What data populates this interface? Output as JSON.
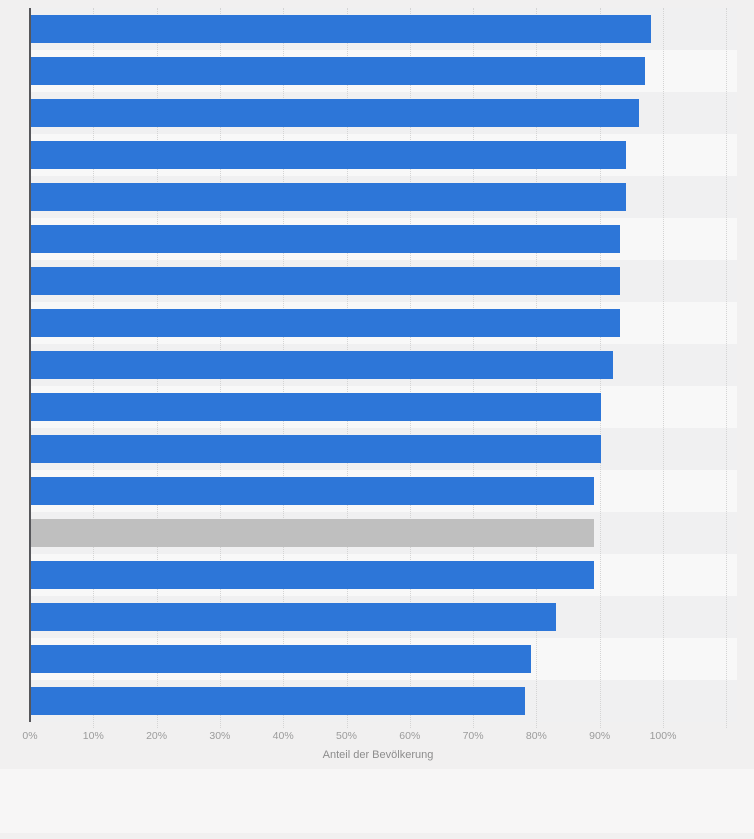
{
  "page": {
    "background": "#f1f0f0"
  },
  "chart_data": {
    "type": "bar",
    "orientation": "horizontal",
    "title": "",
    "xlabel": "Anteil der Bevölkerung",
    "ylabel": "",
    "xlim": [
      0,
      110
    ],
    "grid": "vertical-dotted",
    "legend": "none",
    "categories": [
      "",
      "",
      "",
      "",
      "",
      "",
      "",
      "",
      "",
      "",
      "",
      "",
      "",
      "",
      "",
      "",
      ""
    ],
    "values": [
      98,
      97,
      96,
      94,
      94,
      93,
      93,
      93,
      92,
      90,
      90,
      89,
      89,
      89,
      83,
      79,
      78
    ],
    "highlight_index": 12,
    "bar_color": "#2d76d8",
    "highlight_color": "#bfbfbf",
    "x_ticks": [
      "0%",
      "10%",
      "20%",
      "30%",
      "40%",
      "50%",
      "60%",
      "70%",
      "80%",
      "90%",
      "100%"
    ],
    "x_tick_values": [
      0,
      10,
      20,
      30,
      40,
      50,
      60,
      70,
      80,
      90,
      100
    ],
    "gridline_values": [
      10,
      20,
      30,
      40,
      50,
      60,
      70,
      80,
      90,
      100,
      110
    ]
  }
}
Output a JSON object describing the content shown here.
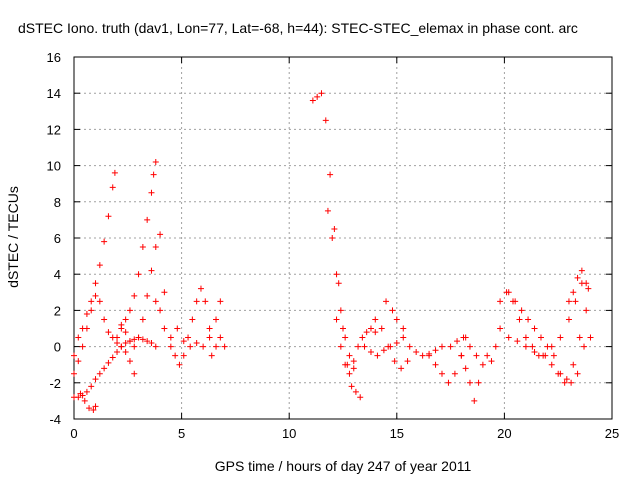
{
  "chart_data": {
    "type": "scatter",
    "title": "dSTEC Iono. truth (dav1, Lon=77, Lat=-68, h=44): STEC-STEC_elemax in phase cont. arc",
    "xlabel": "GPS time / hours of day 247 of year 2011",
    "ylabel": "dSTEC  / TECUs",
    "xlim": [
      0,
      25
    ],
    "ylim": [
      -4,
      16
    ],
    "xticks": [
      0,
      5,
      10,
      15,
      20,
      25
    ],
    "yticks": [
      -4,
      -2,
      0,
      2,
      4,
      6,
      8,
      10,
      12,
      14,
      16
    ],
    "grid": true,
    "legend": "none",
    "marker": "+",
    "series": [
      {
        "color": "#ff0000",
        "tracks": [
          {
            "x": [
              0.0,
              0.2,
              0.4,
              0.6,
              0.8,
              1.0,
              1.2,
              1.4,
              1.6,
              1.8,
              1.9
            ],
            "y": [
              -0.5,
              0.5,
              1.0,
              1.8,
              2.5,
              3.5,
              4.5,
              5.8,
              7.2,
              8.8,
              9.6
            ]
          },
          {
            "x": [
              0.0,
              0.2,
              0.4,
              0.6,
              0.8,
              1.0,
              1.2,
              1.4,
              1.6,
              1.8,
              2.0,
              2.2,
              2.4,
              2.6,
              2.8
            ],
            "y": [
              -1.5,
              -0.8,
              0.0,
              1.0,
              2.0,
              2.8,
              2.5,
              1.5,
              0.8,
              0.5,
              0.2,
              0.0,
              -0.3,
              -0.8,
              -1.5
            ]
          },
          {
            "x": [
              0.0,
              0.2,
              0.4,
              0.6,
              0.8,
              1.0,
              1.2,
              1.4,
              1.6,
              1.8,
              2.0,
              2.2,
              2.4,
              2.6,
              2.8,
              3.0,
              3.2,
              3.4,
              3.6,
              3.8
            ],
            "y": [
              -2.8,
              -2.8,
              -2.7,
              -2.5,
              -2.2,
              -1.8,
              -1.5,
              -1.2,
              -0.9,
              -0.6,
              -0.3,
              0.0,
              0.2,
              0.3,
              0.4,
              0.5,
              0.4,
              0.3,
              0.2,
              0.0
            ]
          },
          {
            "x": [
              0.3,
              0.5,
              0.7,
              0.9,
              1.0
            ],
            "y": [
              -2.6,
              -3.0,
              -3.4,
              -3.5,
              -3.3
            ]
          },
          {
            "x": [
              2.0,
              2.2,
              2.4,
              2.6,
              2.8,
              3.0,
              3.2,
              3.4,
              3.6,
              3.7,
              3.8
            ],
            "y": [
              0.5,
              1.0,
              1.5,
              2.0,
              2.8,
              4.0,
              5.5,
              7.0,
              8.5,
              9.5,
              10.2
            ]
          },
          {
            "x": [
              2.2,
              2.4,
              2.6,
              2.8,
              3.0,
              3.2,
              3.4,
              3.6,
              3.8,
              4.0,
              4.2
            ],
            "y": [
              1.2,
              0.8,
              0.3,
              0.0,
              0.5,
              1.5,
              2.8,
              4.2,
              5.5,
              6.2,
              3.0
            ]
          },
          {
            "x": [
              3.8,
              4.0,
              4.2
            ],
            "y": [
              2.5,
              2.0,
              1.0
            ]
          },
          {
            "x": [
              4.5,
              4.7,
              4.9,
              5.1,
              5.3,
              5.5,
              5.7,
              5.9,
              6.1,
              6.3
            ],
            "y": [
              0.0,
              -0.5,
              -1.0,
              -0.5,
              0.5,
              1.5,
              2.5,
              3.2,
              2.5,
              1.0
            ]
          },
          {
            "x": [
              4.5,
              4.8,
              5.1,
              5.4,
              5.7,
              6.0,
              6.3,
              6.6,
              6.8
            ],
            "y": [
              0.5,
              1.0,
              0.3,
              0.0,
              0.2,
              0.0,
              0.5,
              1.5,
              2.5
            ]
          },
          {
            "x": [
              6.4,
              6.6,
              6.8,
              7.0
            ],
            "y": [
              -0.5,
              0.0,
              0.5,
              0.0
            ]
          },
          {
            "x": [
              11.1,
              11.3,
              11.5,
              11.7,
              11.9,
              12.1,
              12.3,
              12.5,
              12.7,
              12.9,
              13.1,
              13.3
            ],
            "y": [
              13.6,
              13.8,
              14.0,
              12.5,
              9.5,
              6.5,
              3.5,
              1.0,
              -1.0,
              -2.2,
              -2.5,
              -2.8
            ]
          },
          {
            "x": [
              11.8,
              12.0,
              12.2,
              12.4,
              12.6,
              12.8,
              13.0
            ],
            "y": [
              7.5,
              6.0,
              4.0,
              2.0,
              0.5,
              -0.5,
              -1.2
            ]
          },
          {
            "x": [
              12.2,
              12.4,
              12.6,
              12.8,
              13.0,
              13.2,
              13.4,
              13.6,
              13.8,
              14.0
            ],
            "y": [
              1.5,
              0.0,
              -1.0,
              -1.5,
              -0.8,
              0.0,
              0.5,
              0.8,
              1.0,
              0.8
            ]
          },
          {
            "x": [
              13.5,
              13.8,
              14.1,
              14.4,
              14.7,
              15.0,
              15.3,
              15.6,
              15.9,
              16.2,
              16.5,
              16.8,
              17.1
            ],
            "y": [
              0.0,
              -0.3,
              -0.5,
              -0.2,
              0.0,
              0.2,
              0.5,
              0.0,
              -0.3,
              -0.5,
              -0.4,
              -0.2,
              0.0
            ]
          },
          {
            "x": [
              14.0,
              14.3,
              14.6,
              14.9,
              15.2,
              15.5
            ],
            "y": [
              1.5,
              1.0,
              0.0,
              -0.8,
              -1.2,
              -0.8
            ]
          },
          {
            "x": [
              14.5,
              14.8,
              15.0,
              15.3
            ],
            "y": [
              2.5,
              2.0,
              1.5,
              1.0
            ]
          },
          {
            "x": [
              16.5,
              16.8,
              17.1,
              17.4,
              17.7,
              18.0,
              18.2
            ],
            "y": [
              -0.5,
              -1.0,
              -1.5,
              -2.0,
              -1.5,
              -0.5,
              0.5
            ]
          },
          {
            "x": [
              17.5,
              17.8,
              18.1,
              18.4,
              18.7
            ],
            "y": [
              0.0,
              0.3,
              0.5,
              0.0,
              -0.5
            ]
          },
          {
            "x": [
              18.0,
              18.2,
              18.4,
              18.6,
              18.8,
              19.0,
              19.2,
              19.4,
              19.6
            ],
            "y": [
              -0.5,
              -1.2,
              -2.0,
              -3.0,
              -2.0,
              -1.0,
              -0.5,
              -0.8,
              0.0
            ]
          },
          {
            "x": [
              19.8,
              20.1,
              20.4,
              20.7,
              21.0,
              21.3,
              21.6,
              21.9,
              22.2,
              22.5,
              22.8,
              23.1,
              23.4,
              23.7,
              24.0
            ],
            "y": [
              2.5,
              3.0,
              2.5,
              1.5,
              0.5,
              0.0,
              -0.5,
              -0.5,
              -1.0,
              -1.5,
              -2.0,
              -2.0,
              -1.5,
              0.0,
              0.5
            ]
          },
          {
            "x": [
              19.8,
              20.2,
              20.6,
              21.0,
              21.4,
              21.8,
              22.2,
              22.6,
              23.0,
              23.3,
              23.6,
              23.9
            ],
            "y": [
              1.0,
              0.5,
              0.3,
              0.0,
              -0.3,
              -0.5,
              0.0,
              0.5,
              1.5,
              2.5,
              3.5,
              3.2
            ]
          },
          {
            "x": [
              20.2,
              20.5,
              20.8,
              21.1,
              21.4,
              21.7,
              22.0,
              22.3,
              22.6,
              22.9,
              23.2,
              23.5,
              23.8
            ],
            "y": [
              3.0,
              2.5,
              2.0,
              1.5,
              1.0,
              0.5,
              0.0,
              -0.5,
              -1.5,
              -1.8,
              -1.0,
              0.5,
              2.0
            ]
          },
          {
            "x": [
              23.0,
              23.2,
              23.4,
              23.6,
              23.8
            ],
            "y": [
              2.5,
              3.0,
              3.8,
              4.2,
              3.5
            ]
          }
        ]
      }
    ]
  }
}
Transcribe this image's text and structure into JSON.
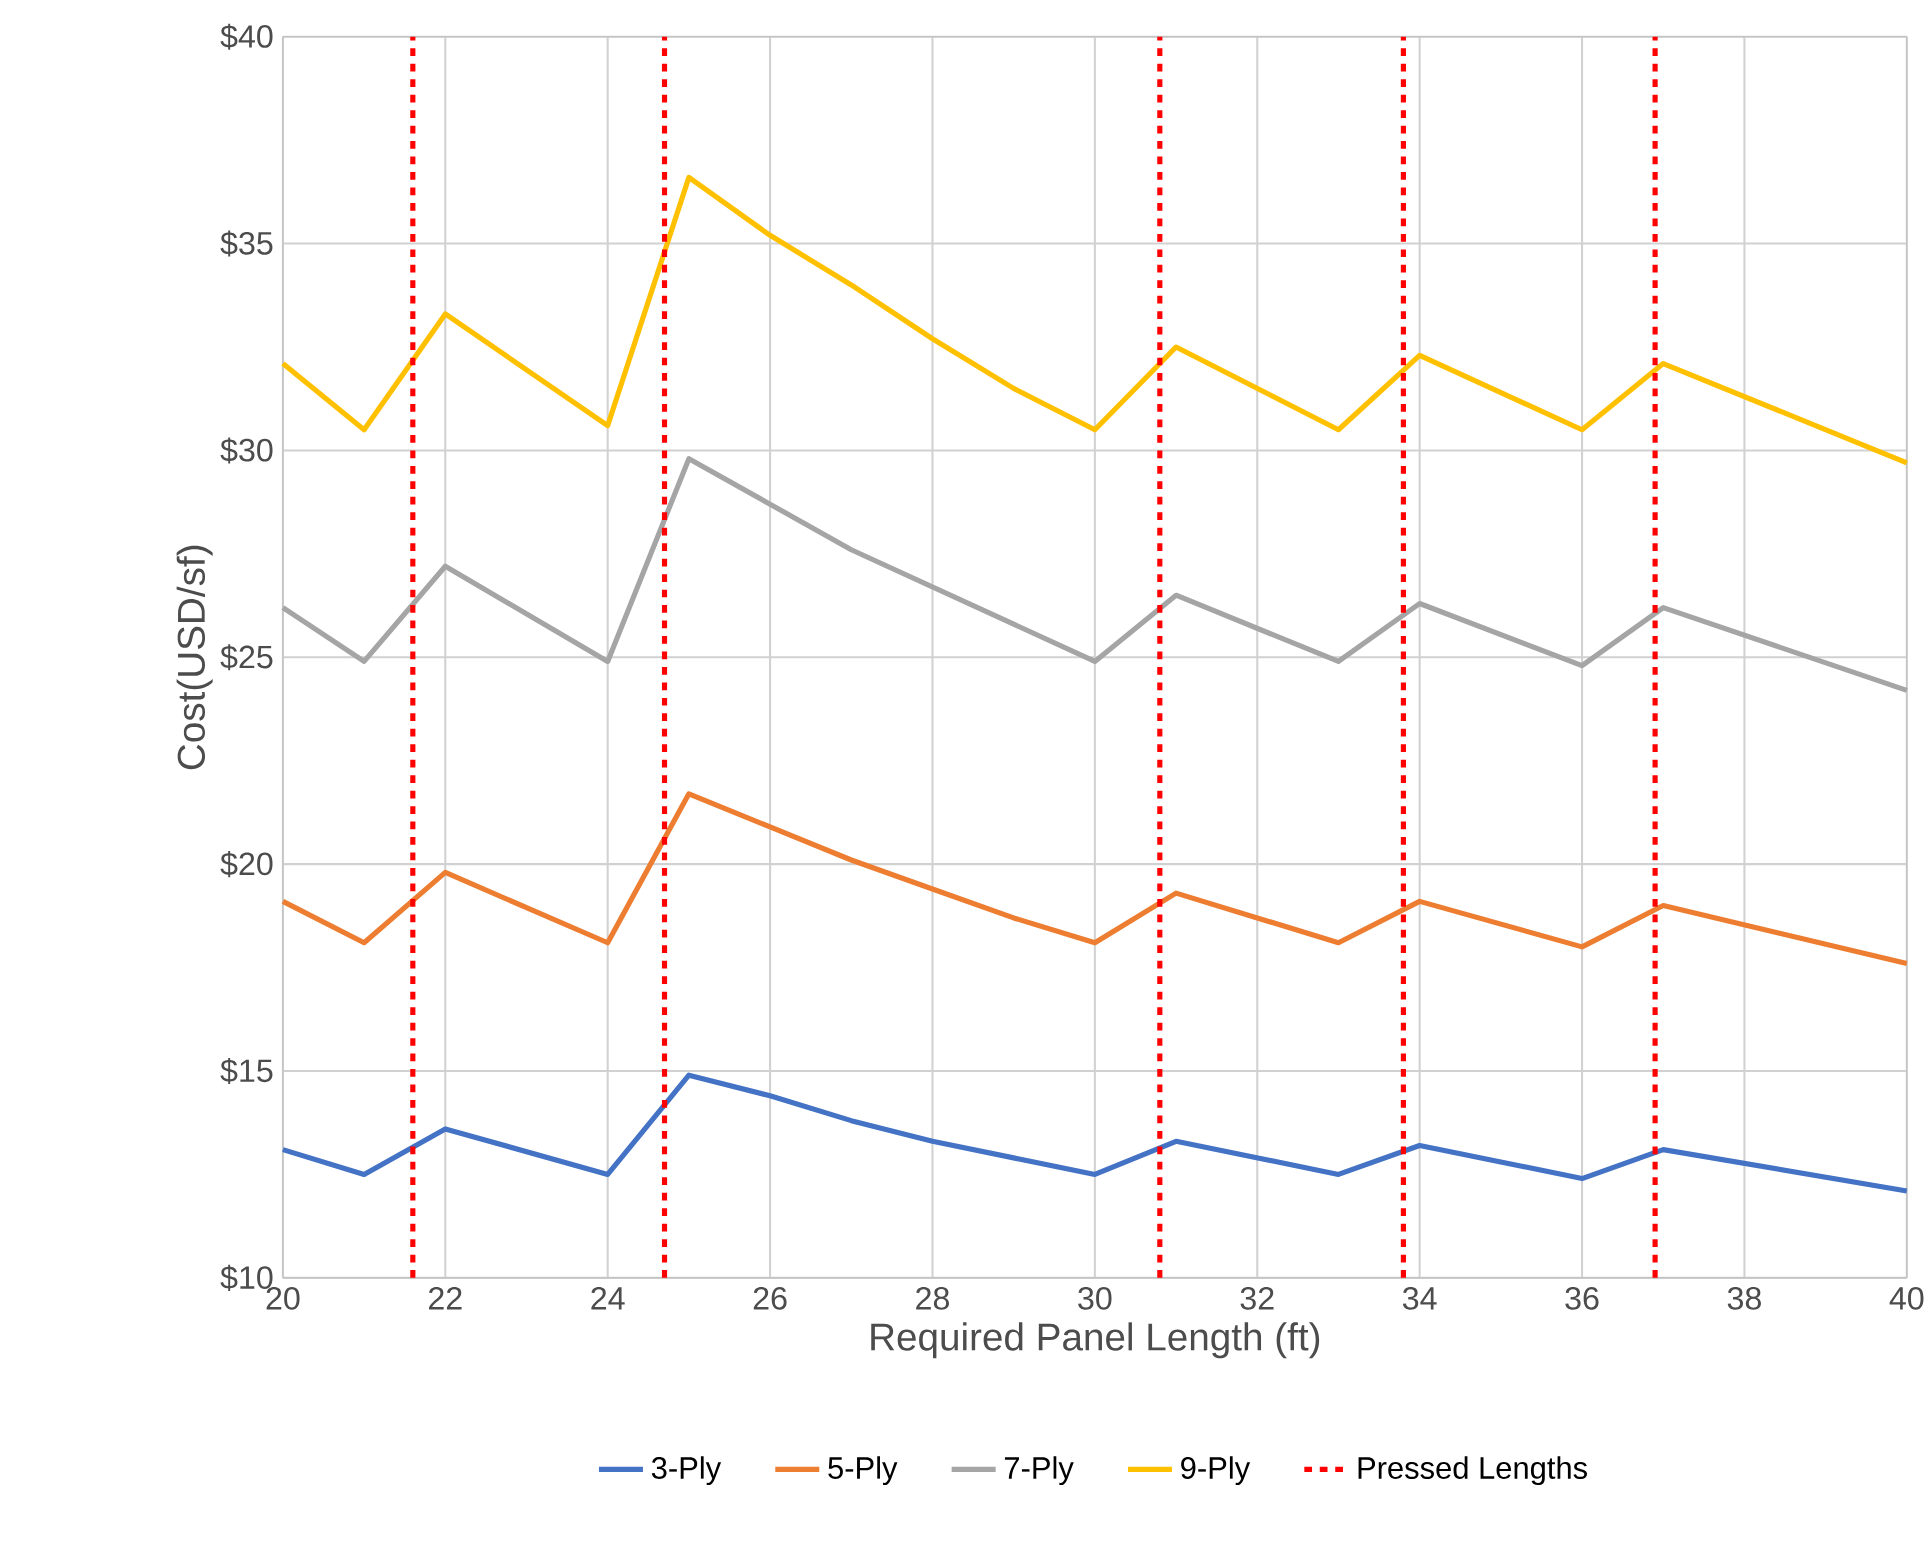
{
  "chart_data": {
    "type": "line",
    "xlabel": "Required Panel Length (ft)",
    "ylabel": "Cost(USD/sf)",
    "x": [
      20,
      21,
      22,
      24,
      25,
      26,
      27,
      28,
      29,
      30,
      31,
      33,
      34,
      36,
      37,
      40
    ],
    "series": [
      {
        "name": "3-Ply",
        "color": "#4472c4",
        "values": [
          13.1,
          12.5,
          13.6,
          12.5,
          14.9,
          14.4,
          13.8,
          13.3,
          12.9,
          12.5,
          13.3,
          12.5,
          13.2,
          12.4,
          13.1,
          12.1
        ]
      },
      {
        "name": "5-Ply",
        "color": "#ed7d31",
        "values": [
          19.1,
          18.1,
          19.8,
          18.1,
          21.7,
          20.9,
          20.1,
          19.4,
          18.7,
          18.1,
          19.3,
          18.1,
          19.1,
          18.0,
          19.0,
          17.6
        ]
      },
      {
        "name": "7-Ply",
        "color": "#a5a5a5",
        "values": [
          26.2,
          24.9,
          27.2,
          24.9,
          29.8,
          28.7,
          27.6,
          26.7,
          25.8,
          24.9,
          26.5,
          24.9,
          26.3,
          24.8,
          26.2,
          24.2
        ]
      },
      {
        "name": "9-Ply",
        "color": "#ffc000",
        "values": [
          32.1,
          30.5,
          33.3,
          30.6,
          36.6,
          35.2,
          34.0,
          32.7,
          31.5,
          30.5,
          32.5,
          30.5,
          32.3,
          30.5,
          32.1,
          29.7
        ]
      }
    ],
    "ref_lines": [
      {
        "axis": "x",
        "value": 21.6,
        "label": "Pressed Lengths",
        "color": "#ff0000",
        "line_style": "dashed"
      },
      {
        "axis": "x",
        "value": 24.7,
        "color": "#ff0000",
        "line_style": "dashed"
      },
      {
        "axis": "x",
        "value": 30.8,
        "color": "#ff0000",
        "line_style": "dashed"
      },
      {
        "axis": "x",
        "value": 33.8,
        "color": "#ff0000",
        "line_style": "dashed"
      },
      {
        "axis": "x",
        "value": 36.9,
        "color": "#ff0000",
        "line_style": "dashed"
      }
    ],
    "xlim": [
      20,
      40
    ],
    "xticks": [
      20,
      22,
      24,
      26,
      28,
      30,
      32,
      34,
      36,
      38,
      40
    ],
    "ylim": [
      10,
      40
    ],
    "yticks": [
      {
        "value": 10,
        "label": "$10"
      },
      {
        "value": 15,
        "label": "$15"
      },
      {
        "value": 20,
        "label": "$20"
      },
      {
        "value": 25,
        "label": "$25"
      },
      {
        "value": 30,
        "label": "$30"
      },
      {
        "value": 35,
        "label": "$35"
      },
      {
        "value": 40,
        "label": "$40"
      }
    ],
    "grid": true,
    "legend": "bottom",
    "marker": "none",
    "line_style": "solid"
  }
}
____________
> Instructions to follow: Show all lines in the entries above where the word "ylabel" appears.

> Task response:
    "ylabel": "",
    "ylabel": "dSTEC  / TECUs",
    "ylabel": "Cost(USD/sf)",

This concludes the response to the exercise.